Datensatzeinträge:
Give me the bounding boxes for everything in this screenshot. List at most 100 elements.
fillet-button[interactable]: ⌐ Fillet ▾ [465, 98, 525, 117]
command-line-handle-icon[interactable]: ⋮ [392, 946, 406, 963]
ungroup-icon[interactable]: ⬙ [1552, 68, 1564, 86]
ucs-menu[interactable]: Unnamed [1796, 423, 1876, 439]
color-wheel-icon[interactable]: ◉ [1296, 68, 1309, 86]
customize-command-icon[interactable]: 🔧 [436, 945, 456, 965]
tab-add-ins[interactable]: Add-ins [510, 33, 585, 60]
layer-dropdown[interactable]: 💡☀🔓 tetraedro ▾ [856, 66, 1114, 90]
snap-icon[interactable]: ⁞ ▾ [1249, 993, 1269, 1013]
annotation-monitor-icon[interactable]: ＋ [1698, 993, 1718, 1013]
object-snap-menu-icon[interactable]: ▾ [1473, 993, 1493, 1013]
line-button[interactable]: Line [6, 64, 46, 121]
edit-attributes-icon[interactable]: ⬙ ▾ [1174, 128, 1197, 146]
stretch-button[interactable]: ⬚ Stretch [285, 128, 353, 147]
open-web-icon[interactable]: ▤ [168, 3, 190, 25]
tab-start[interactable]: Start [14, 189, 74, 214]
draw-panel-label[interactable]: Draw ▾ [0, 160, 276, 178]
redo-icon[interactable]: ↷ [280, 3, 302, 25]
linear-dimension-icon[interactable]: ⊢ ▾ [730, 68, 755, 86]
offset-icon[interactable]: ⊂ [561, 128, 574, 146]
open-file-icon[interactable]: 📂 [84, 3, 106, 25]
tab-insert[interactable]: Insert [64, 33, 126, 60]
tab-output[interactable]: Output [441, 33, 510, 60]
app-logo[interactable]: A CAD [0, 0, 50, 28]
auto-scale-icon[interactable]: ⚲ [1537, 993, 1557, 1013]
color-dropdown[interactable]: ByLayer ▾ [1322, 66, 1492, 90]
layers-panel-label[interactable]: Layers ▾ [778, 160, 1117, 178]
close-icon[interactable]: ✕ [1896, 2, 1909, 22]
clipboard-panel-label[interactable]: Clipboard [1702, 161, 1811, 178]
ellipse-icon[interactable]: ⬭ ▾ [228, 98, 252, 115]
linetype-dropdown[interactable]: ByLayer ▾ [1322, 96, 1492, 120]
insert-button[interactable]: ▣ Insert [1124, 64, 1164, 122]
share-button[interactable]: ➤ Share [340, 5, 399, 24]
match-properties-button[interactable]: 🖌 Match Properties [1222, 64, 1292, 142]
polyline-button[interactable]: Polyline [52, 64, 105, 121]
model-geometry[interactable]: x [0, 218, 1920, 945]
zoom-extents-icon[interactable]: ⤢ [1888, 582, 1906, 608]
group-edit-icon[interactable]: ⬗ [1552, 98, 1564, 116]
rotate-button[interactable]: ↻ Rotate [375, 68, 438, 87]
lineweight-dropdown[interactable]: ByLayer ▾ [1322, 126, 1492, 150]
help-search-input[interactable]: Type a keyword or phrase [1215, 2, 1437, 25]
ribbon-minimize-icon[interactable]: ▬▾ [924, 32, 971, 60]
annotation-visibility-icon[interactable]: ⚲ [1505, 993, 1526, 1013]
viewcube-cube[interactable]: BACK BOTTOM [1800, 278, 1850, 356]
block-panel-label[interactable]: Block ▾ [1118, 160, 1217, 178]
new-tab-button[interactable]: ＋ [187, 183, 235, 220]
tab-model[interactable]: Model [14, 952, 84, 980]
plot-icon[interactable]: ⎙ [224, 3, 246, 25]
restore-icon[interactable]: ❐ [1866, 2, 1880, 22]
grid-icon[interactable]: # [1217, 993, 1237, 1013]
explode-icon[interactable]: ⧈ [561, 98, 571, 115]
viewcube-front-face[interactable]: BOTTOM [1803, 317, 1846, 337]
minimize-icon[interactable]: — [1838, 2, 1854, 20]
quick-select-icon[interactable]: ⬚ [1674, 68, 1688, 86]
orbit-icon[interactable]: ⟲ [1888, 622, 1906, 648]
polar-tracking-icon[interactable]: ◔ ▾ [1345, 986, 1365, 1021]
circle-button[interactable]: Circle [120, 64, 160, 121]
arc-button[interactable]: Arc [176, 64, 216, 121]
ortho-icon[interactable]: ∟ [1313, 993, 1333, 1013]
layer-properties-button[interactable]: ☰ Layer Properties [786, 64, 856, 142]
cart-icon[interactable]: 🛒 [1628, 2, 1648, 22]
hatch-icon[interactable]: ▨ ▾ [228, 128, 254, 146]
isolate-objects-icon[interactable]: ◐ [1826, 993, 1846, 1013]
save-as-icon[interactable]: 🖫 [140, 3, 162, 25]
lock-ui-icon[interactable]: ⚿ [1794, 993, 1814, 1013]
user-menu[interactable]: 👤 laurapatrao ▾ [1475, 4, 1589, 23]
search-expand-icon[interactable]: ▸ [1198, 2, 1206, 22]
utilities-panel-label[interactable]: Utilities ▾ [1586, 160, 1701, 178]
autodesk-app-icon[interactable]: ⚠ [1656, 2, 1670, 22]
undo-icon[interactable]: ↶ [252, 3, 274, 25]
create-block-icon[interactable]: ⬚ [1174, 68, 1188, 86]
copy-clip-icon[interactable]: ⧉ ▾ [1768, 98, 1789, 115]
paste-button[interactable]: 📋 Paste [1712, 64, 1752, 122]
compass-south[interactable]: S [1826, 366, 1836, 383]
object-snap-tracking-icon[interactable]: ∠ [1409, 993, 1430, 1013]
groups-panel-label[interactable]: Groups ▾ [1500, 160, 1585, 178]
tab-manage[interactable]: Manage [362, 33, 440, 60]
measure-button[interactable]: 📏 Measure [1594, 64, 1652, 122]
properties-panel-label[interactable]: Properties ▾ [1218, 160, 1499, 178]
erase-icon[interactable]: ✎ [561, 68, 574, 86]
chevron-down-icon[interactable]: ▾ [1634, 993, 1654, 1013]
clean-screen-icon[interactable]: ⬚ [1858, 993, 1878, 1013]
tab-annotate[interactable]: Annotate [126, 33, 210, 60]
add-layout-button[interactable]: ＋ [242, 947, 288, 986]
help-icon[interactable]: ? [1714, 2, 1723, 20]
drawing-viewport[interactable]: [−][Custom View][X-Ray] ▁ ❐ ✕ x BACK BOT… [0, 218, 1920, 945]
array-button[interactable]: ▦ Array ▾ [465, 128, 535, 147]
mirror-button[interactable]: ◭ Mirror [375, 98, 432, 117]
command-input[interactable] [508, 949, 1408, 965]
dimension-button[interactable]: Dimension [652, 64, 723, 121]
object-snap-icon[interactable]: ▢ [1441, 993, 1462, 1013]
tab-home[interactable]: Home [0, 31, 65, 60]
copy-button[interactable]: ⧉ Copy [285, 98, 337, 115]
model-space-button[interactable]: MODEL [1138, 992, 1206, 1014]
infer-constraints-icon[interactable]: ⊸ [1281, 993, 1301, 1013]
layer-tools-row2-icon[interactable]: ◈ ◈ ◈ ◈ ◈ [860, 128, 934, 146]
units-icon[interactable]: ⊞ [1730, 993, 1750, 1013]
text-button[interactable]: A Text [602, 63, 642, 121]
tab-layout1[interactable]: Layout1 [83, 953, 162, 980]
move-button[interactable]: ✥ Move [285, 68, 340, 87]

AUFGABENSTELLUNG
Geben Sie sämtliche oben stehenden Einträge Zeile für Zeile unverändert wieder.

ANTWORT
Give me the bounding boxes for everything in this screenshot. List at most 100 elements.
fillet-button[interactable]: ⌐ Fillet ▾ [465, 98, 525, 117]
command-line-handle-icon[interactable]: ⋮ [392, 946, 406, 963]
ungroup-icon[interactable]: ⬙ [1552, 68, 1564, 86]
ucs-menu[interactable]: Unnamed [1796, 423, 1876, 439]
color-wheel-icon[interactable]: ◉ [1296, 68, 1309, 86]
customize-command-icon[interactable]: 🔧 [436, 945, 456, 965]
tab-add-ins[interactable]: Add-ins [510, 33, 585, 60]
layer-dropdown[interactable]: 💡☀🔓 tetraedro ▾ [856, 66, 1114, 90]
snap-icon[interactable]: ⁞ ▾ [1249, 993, 1269, 1013]
annotation-monitor-icon[interactable]: ＋ [1698, 993, 1718, 1013]
object-snap-menu-icon[interactable]: ▾ [1473, 993, 1493, 1013]
line-button[interactable]: Line [6, 64, 46, 121]
edit-attributes-icon[interactable]: ⬙ ▾ [1174, 128, 1197, 146]
stretch-button[interactable]: ⬚ Stretch [285, 128, 353, 147]
open-web-icon[interactable]: ▤ [168, 3, 190, 25]
tab-start[interactable]: Start [14, 189, 74, 214]
draw-panel-label[interactable]: Draw ▾ [0, 160, 276, 178]
redo-icon[interactable]: ↷ [280, 3, 302, 25]
linear-dimension-icon[interactable]: ⊢ ▾ [730, 68, 755, 86]
offset-icon[interactable]: ⊂ [561, 128, 574, 146]
open-file-icon[interactable]: 📂 [84, 3, 106, 25]
tab-insert[interactable]: Insert [64, 33, 126, 60]
tab-output[interactable]: Output [441, 33, 510, 60]
app-logo[interactable]: A CAD [0, 0, 50, 28]
auto-scale-icon[interactable]: ⚲ [1537, 993, 1557, 1013]
color-dropdown[interactable]: ByLayer ▾ [1322, 66, 1492, 90]
layers-panel-label[interactable]: Layers ▾ [778, 160, 1117, 178]
close-icon[interactable]: ✕ [1896, 2, 1909, 22]
clipboard-panel-label[interactable]: Clipboard [1702, 161, 1811, 178]
ellipse-icon[interactable]: ⬭ ▾ [228, 98, 252, 115]
linetype-dropdown[interactable]: ByLayer ▾ [1322, 96, 1492, 120]
insert-button[interactable]: ▣ Insert [1124, 64, 1164, 122]
share-button[interactable]: ➤ Share [340, 5, 399, 24]
match-properties-button[interactable]: 🖌 Match Properties [1222, 64, 1292, 142]
polyline-button[interactable]: Polyline [52, 64, 105, 121]
model-geometry[interactable]: x [0, 218, 1920, 945]
zoom-extents-icon[interactable]: ⤢ [1888, 582, 1906, 608]
group-edit-icon[interactable]: ⬗ [1552, 98, 1564, 116]
rotate-button[interactable]: ↻ Rotate [375, 68, 438, 87]
lineweight-dropdown[interactable]: ByLayer ▾ [1322, 126, 1492, 150]
help-search-input[interactable]: Type a keyword or phrase [1215, 2, 1437, 25]
ribbon-minimize-icon[interactable]: ▬▾ [924, 32, 971, 60]
annotation-visibility-icon[interactable]: ⚲ [1505, 993, 1526, 1013]
viewcube-cube[interactable]: BACK BOTTOM [1800, 278, 1850, 356]
block-panel-label[interactable]: Block ▾ [1118, 160, 1217, 178]
new-tab-button[interactable]: ＋ [187, 183, 235, 220]
tab-model[interactable]: Model [14, 952, 84, 980]
plot-icon[interactable]: ⎙ [224, 3, 246, 25]
restore-icon[interactable]: ❐ [1866, 2, 1880, 22]
grid-icon[interactable]: # [1217, 993, 1237, 1013]
explode-icon[interactable]: ⧈ [561, 98, 571, 115]
viewcube-front-face[interactable]: BOTTOM [1803, 317, 1846, 337]
minimize-icon[interactable]: — [1838, 2, 1854, 20]
quick-select-icon[interactable]: ⬚ [1674, 68, 1688, 86]
orbit-icon[interactable]: ⟲ [1888, 622, 1906, 648]
polar-tracking-icon[interactable]: ◔ ▾ [1345, 986, 1365, 1021]
circle-button[interactable]: Circle [120, 64, 160, 121]
arc-button[interactable]: Arc [176, 64, 216, 121]
ortho-icon[interactable]: ∟ [1313, 993, 1333, 1013]
layer-properties-button[interactable]: ☰ Layer Properties [786, 64, 856, 142]
cart-icon[interactable]: 🛒 [1628, 2, 1648, 22]
hatch-icon[interactable]: ▨ ▾ [228, 128, 254, 146]
isolate-objects-icon[interactable]: ◐ [1826, 993, 1846, 1013]
save-as-icon[interactable]: 🖫 [140, 3, 162, 25]
lock-ui-icon[interactable]: ⚿ [1794, 993, 1814, 1013]
user-menu[interactable]: 👤 laurapatrao ▾ [1475, 4, 1589, 23]
search-expand-icon[interactable]: ▸ [1198, 2, 1206, 22]
utilities-panel-label[interactable]: Utilities ▾ [1586, 160, 1701, 178]
autodesk-app-icon[interactable]: ⚠ [1656, 2, 1670, 22]
undo-icon[interactable]: ↶ [252, 3, 274, 25]
create-block-icon[interactable]: ⬚ [1174, 68, 1188, 86]
copy-clip-icon[interactable]: ⧉ ▾ [1768, 98, 1789, 115]
paste-button[interactable]: 📋 Paste [1712, 64, 1752, 122]
compass-south[interactable]: S [1826, 366, 1836, 383]
object-snap-tracking-icon[interactable]: ∠ [1409, 993, 1430, 1013]
groups-panel-label[interactable]: Groups ▾ [1500, 160, 1585, 178]
tab-manage[interactable]: Manage [362, 33, 440, 60]
measure-button[interactable]: 📏 Measure [1594, 64, 1652, 122]
properties-panel-label[interactable]: Properties ▾ [1218, 160, 1499, 178]
erase-icon[interactable]: ✎ [561, 68, 574, 86]
chevron-down-icon[interactable]: ▾ [1634, 993, 1654, 1013]
clean-screen-icon[interactable]: ⬚ [1858, 993, 1878, 1013]
tab-annotate[interactable]: Annotate [126, 33, 210, 60]
add-layout-button[interactable]: ＋ [242, 947, 288, 986]
help-icon[interactable]: ? [1714, 2, 1723, 20]
drawing-viewport[interactable]: [−][Custom View][X-Ray] ▁ ❐ ✕ x BACK BOT… [0, 218, 1920, 945]
array-button[interactable]: ▦ Array ▾ [465, 128, 535, 147]
mirror-button[interactable]: ◭ Mirror [375, 98, 432, 117]
command-input[interactable] [508, 949, 1408, 965]
dimension-button[interactable]: Dimension [652, 64, 723, 121]
object-snap-icon[interactable]: ▢ [1441, 993, 1462, 1013]
tab-home[interactable]: Home [0, 31, 65, 60]
copy-button[interactable]: ⧉ Copy [285, 98, 337, 115]
model-space-button[interactable]: MODEL [1138, 992, 1206, 1014]
infer-constraints-icon[interactable]: ⊸ [1281, 993, 1301, 1013]
layer-tools-row2-icon[interactable]: ◈ ◈ ◈ ◈ ◈ [860, 128, 934, 146]
units-icon[interactable]: ⊞ [1730, 993, 1750, 1013]
text-button[interactable]: A Text [602, 63, 642, 121]
tab-layout1[interactable]: Layout1 [83, 953, 162, 980]
move-button[interactable]: ✥ Move [285, 68, 340, 87]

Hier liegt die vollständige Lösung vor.